Find the number of lines containing the string "checks" in the data. Answer with the number by itself.

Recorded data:

━━━━━━━━━━━━━━━━━━━━━━━━━━━━━━

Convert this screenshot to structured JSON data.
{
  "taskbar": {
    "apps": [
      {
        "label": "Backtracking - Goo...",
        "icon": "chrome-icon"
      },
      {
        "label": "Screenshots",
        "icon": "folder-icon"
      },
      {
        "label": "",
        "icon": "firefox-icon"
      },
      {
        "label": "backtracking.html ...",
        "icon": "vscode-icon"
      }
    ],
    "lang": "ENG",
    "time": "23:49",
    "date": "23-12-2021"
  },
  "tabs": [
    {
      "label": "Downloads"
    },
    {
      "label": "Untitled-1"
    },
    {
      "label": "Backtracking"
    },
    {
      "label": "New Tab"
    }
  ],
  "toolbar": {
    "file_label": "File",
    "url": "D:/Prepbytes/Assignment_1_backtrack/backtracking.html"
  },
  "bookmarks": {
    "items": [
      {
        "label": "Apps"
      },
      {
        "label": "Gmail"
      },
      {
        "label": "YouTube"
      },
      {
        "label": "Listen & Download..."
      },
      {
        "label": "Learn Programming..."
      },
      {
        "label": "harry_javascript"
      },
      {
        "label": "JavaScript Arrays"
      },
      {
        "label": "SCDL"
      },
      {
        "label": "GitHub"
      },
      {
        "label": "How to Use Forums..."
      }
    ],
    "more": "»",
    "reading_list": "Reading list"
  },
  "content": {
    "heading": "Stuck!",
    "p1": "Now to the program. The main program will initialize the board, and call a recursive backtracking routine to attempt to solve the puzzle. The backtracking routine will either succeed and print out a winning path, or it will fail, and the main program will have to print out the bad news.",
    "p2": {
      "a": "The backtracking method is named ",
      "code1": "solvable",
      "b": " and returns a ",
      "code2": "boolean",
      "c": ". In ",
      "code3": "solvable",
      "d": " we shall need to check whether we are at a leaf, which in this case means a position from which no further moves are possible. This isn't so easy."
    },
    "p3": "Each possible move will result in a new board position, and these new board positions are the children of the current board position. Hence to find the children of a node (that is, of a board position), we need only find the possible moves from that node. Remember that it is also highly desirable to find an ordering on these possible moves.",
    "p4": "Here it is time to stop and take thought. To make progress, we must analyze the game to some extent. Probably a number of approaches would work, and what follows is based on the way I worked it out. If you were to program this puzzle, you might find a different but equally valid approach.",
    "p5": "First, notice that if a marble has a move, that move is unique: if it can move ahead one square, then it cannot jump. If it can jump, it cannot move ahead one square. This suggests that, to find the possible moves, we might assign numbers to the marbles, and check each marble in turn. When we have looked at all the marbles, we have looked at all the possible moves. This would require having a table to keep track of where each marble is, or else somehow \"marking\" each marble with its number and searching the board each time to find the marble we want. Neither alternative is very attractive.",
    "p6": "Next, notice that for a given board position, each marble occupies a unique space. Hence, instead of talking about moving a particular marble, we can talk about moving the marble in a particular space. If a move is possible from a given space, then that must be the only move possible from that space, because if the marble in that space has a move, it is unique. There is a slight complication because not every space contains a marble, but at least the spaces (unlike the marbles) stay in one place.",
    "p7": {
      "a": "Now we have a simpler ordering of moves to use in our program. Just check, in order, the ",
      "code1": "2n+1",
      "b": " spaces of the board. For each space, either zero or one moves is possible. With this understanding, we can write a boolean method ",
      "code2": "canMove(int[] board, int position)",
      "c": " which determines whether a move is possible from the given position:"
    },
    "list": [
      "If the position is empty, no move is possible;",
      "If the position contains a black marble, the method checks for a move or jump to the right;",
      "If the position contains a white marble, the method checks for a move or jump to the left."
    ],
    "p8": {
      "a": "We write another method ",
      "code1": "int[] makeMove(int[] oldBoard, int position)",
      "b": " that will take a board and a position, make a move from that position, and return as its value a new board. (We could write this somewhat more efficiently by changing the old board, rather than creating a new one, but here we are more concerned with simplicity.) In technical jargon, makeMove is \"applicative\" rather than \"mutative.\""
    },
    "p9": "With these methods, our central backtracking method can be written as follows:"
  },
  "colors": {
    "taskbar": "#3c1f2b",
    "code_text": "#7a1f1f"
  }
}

━━━━━━━━━━━━━━━━━━━━━━━━━━━━━━

— Finished answer —
2